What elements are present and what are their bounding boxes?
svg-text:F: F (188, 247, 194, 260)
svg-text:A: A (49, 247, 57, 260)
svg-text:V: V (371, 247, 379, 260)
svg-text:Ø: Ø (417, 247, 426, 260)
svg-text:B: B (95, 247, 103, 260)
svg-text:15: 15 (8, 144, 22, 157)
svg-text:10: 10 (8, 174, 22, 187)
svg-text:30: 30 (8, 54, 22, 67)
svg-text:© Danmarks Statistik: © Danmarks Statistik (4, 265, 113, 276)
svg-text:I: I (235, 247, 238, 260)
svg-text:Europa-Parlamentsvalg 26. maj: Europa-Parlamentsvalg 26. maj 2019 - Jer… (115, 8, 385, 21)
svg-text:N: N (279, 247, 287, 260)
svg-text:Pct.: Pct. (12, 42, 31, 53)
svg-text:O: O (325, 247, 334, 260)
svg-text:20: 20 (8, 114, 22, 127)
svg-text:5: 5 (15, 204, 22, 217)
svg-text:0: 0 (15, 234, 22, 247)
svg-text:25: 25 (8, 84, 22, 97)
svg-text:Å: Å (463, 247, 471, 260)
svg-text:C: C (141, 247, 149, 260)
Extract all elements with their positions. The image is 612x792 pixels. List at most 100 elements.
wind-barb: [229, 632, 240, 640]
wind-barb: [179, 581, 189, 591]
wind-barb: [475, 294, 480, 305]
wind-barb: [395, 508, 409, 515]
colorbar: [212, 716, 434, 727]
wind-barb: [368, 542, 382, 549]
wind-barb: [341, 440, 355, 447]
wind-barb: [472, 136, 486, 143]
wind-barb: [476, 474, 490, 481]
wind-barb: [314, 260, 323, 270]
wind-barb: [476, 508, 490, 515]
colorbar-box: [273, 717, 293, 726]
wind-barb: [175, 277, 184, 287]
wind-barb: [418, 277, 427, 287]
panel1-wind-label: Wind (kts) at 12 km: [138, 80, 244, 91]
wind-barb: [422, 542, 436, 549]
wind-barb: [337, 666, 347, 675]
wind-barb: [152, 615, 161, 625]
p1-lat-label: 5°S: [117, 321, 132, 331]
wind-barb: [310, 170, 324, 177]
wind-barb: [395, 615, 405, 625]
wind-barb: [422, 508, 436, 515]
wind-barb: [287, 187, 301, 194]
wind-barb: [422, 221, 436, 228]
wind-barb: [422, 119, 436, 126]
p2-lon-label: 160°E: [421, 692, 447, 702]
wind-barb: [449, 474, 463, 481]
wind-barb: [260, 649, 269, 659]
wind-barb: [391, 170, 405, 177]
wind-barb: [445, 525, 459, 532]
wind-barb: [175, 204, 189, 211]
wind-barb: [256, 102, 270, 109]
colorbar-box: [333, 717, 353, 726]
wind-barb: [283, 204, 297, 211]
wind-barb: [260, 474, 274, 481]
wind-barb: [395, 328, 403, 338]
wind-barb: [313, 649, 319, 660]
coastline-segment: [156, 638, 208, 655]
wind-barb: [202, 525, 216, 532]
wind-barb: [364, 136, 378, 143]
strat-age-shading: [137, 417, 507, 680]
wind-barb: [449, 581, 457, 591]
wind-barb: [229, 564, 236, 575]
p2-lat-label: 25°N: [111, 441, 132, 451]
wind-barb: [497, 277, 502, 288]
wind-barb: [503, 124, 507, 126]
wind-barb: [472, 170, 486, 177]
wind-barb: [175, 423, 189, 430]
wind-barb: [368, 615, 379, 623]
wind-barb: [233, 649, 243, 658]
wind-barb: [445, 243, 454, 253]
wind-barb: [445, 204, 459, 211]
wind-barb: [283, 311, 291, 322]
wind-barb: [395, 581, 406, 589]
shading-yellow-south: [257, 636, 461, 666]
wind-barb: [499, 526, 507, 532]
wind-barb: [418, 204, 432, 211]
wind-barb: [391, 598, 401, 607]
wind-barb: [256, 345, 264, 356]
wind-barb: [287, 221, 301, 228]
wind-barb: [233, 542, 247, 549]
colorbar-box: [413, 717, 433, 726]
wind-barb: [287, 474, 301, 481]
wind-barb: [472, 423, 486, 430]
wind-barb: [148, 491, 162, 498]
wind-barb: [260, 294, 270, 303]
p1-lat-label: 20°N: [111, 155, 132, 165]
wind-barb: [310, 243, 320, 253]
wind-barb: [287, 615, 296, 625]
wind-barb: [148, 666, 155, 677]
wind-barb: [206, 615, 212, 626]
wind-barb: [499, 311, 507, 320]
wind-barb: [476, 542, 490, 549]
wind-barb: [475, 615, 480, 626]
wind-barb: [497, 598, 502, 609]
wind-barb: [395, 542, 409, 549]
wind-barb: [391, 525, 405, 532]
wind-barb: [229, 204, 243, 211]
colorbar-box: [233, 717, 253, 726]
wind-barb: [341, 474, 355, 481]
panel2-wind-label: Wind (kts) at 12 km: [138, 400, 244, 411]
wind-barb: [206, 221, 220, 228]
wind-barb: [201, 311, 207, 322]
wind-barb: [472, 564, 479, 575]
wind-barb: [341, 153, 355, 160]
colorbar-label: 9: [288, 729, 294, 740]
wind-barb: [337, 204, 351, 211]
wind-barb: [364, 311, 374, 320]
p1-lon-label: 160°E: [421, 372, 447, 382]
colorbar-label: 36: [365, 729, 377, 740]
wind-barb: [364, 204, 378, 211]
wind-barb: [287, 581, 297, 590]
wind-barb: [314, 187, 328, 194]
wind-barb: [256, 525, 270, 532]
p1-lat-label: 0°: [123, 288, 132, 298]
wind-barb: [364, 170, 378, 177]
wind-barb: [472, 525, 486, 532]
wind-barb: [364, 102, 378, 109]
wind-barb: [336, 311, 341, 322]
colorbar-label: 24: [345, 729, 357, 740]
● ● ●
# [Exercise objective]
Please reproduce the entries word for word, starting at their first line and stopping after the line that contains "wind-barb: [445, 525, 459, 532]".

# [Solution for this exercise]
What elements are present and what are their bounding boxes?
svg-text:F: F (188, 247, 194, 260)
svg-text:A: A (49, 247, 57, 260)
svg-text:V: V (371, 247, 379, 260)
svg-text:Ø: Ø (417, 247, 426, 260)
svg-text:B: B (95, 247, 103, 260)
svg-text:15: 15 (8, 144, 22, 157)
svg-text:10: 10 (8, 174, 22, 187)
svg-text:30: 30 (8, 54, 22, 67)
svg-text:© Danmarks Statistik: © Danmarks Statistik (4, 265, 113, 276)
svg-text:I: I (235, 247, 238, 260)
svg-text:Europa-Parlamentsvalg 26. maj: Europa-Parlamentsvalg 26. maj 2019 - Jer… (115, 8, 385, 21)
svg-text:N: N (279, 247, 287, 260)
svg-text:Pct.: Pct. (12, 42, 31, 53)
svg-text:O: O (325, 247, 334, 260)
svg-text:20: 20 (8, 114, 22, 127)
svg-text:5: 5 (15, 204, 22, 217)
svg-text:0: 0 (15, 234, 22, 247)
svg-text:25: 25 (8, 84, 22, 97)
svg-text:Å: Å (463, 247, 471, 260)
svg-text:C: C (141, 247, 149, 260)
Extract all elements with their positions. The image is 612x792 pixels. List at most 100 elements.
wind-barb: [229, 632, 240, 640]
wind-barb: [179, 581, 189, 591]
wind-barb: [475, 294, 480, 305]
wind-barb: [395, 508, 409, 515]
colorbar: [212, 716, 434, 727]
wind-barb: [368, 542, 382, 549]
wind-barb: [341, 440, 355, 447]
wind-barb: [472, 136, 486, 143]
wind-barb: [476, 474, 490, 481]
wind-barb: [314, 260, 323, 270]
wind-barb: [476, 508, 490, 515]
colorbar-box: [273, 717, 293, 726]
wind-barb: [175, 277, 184, 287]
wind-barb: [418, 277, 427, 287]
panel1-wind-label: Wind (kts) at 12 km: [138, 80, 244, 91]
wind-barb: [422, 542, 436, 549]
wind-barb: [337, 666, 347, 675]
wind-barb: [152, 615, 161, 625]
p1-lat-label: 5°S: [117, 321, 132, 331]
wind-barb: [310, 170, 324, 177]
wind-barb: [395, 615, 405, 625]
wind-barb: [422, 508, 436, 515]
wind-barb: [287, 187, 301, 194]
wind-barb: [422, 221, 436, 228]
wind-barb: [422, 119, 436, 126]
p2-lon-label: 160°E: [421, 692, 447, 702]
wind-barb: [449, 474, 463, 481]
wind-barb: [260, 649, 269, 659]
wind-barb: [391, 170, 405, 177]
wind-barb: [445, 525, 459, 532]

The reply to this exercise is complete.